-- start Extracted information --

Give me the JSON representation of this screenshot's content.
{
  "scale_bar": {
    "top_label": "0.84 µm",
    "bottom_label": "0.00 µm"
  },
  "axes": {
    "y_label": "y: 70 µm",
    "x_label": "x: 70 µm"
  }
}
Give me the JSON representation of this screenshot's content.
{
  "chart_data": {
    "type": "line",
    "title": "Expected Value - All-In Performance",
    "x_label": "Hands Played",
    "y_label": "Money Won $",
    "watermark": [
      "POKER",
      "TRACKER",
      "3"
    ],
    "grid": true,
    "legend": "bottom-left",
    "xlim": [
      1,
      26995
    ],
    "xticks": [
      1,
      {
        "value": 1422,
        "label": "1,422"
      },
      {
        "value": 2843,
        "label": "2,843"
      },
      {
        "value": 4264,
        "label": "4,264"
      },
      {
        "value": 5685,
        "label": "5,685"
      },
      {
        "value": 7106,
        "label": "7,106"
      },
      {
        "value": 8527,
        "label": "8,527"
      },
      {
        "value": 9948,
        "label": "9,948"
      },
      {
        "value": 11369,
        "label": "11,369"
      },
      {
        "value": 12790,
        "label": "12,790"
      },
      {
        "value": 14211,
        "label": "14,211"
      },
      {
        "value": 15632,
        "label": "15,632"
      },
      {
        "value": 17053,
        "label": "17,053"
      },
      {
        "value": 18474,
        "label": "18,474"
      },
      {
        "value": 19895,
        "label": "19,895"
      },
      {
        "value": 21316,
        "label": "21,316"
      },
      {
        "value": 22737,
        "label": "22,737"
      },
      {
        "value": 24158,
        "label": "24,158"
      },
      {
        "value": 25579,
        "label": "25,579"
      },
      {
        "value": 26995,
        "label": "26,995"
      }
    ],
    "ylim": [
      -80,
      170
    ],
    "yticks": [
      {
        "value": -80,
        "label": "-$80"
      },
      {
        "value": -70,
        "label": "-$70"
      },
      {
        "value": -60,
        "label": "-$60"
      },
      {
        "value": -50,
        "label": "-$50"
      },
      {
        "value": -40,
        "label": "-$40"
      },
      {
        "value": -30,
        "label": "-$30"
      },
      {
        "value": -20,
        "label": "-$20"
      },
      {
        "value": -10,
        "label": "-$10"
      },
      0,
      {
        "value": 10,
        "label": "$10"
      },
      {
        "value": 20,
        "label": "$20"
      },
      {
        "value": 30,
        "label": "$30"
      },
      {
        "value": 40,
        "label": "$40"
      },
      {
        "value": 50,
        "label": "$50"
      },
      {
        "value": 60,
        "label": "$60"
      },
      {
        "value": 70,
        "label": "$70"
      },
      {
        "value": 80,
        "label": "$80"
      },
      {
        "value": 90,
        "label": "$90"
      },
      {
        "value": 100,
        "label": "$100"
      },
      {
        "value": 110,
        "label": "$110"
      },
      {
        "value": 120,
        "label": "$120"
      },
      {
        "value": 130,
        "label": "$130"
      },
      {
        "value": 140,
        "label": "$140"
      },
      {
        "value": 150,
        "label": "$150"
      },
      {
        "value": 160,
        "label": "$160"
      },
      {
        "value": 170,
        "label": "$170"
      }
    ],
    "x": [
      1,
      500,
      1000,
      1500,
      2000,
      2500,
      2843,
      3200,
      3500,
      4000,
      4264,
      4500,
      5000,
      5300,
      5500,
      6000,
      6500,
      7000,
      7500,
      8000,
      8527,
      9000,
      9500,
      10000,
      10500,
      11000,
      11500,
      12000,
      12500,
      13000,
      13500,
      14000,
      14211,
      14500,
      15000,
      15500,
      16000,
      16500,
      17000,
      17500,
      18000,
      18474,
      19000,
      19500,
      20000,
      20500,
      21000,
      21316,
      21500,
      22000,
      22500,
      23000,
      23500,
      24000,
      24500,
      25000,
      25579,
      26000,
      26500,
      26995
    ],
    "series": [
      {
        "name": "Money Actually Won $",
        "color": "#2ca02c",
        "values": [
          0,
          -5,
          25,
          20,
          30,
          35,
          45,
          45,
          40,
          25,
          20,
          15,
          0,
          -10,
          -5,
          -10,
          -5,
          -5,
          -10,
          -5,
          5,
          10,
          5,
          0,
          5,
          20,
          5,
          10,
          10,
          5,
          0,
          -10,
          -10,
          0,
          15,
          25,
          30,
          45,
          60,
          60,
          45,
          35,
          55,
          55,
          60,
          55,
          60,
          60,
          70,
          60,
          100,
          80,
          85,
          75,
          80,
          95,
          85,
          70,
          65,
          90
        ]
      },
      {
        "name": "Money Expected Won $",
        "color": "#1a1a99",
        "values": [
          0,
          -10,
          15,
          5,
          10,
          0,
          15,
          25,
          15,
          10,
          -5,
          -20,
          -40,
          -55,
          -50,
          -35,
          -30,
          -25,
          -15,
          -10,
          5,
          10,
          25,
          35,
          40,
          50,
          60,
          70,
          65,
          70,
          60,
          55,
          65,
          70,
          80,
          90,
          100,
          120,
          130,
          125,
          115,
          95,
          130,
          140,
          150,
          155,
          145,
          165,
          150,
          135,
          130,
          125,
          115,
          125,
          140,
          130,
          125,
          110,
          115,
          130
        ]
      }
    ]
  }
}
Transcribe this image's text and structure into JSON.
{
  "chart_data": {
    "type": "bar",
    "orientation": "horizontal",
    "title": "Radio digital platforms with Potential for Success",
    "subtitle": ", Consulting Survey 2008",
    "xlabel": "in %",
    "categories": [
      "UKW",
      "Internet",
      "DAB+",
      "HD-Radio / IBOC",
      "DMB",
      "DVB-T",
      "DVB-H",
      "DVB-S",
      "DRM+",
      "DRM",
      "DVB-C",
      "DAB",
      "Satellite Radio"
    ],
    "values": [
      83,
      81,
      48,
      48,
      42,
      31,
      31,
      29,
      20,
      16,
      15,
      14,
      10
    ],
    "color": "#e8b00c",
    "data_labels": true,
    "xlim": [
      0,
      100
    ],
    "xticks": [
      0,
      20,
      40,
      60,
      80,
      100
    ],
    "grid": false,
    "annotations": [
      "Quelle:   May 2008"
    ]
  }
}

-- end Extracted information --

• [Exercise]
Above are the records; retype them all without a single difference.

• [The solution]
Give me the JSON representation of this screenshot's content.
{
  "scale_bar": {
    "top_label": "0.84 µm",
    "bottom_label": "0.00 µm"
  },
  "axes": {
    "y_label": "y: 70 µm",
    "x_label": "x: 70 µm"
  }
}
Give me the JSON representation of this screenshot's content.
{
  "chart_data": {
    "type": "line",
    "title": "Expected Value - All-In Performance",
    "x_label": "Hands Played",
    "y_label": "Money Won $",
    "watermark": [
      "POKER",
      "TRACKER",
      "3"
    ],
    "grid": true,
    "legend": "bottom-left",
    "xlim": [
      1,
      26995
    ],
    "xticks": [
      1,
      {
        "value": 1422,
        "label": "1,422"
      },
      {
        "value": 2843,
        "label": "2,843"
      },
      {
        "value": 4264,
        "label": "4,264"
      },
      {
        "value": 5685,
        "label": "5,685"
      },
      {
        "value": 7106,
        "label": "7,106"
      },
      {
        "value": 8527,
        "label": "8,527"
      },
      {
        "value": 9948,
        "label": "9,948"
      },
      {
        "value": 11369,
        "label": "11,369"
      },
      {
        "value": 12790,
        "label": "12,790"
      },
      {
        "value": 14211,
        "label": "14,211"
      },
      {
        "value": 15632,
        "label": "15,632"
      },
      {
        "value": 17053,
        "label": "17,053"
      },
      {
        "value": 18474,
        "label": "18,474"
      },
      {
        "value": 19895,
        "label": "19,895"
      },
      {
        "value": 21316,
        "label": "21,316"
      },
      {
        "value": 22737,
        "label": "22,737"
      },
      {
        "value": 24158,
        "label": "24,158"
      },
      {
        "value": 25579,
        "label": "25,579"
      },
      {
        "value": 26995,
        "label": "26,995"
      }
    ],
    "ylim": [
      -80,
      170
    ],
    "yticks": [
      {
        "value": -80,
        "label": "-$80"
      },
      {
        "value": -70,
        "label": "-$70"
      },
      {
        "value": -60,
        "label": "-$60"
      },
      {
        "value": -50,
        "label": "-$50"
      },
      {
        "value": -40,
        "label": "-$40"
      },
      {
        "value": -30,
        "label": "-$30"
      },
      {
        "value": -20,
        "label": "-$20"
      },
      {
        "value": -10,
        "label": "-$10"
      },
      0,
      {
        "value": 10,
        "label": "$10"
      },
      {
        "value": 20,
        "label": "$20"
      },
      {
        "value": 30,
        "label": "$30"
      },
      {
        "value": 40,
        "label": "$40"
      },
      {
        "value": 50,
        "label": "$50"
      },
      {
        "value": 60,
        "label": "$60"
      },
      {
        "value": 70,
        "label": "$70"
      },
      {
        "value": 80,
        "label": "$80"
      },
      {
        "value": 90,
        "label": "$90"
      },
      {
        "value": 100,
        "label": "$100"
      },
      {
        "value": 110,
        "label": "$110"
      },
      {
        "value": 120,
        "label": "$120"
      },
      {
        "value": 130,
        "label": "$130"
      },
      {
        "value": 140,
        "label": "$140"
      },
      {
        "value": 150,
        "label": "$150"
      },
      {
        "value": 160,
        "label": "$160"
      },
      {
        "value": 170,
        "label": "$170"
      }
    ],
    "x": [
      1,
      500,
      1000,
      1500,
      2000,
      2500,
      2843,
      3200,
      3500,
      4000,
      4264,
      4500,
      5000,
      5300,
      5500,
      6000,
      6500,
      7000,
      7500,
      8000,
      8527,
      9000,
      9500,
      10000,
      10500,
      11000,
      11500,
      12000,
      12500,
      13000,
      13500,
      14000,
      14211,
      14500,
      15000,
      15500,
      16000,
      16500,
      17000,
      17500,
      18000,
      18474,
      19000,
      19500,
      20000,
      20500,
      21000,
      21316,
      21500,
      22000,
      22500,
      23000,
      23500,
      24000,
      24500,
      25000,
      25579,
      26000,
      26500,
      26995
    ],
    "series": [
      {
        "name": "Money Actually Won $",
        "color": "#2ca02c",
        "values": [
          0,
          -5,
          25,
          20,
          30,
          35,
          45,
          45,
          40,
          25,
          20,
          15,
          0,
          -10,
          -5,
          -10,
          -5,
          -5,
          -10,
          -5,
          5,
          10,
          5,
          0,
          5,
          20,
          5,
          10,
          10,
          5,
          0,
          -10,
          -10,
          0,
          15,
          25,
          30,
          45,
          60,
          60,
          45,
          35,
          55,
          55,
          60,
          55,
          60,
          60,
          70,
          60,
          100,
          80,
          85,
          75,
          80,
          95,
          85,
          70,
          65,
          90
        ]
      },
      {
        "name": "Money Expected Won $",
        "color": "#1a1a99",
        "values": [
          0,
          -10,
          15,
          5,
          10,
          0,
          15,
          25,
          15,
          10,
          -5,
          -20,
          -40,
          -55,
          -50,
          -35,
          -30,
          -25,
          -15,
          -10,
          5,
          10,
          25,
          35,
          40,
          50,
          60,
          70,
          65,
          70,
          60,
          55,
          65,
          70,
          80,
          90,
          100,
          120,
          130,
          125,
          115,
          95,
          130,
          140,
          150,
          155,
          145,
          165,
          150,
          135,
          130,
          125,
          115,
          125,
          140,
          130,
          125,
          110,
          115,
          130
        ]
      }
    ]
  }
}
Transcribe this image's text and structure into JSON.
{
  "chart_data": {
    "type": "bar",
    "orientation": "horizontal",
    "title": "Radio digital platforms with Potential for Success",
    "subtitle": ", Consulting Survey 2008",
    "xlabel": "in %",
    "categories": [
      "UKW",
      "Internet",
      "DAB+",
      "HD-Radio / IBOC",
      "DMB",
      "DVB-T",
      "DVB-H",
      "DVB-S",
      "DRM+",
      "DRM",
      "DVB-C",
      "DAB",
      "Satellite Radio"
    ],
    "values": [
      83,
      81,
      48,
      48,
      42,
      31,
      31,
      29,
      20,
      16,
      15,
      14,
      10
    ],
    "color": "#e8b00c",
    "data_labels": true,
    "xlim": [
      0,
      100
    ],
    "xticks": [
      0,
      20,
      40,
      60,
      80,
      100
    ],
    "grid": false,
    "annotations": [
      "Quelle:   May 2008"
    ]
  }
}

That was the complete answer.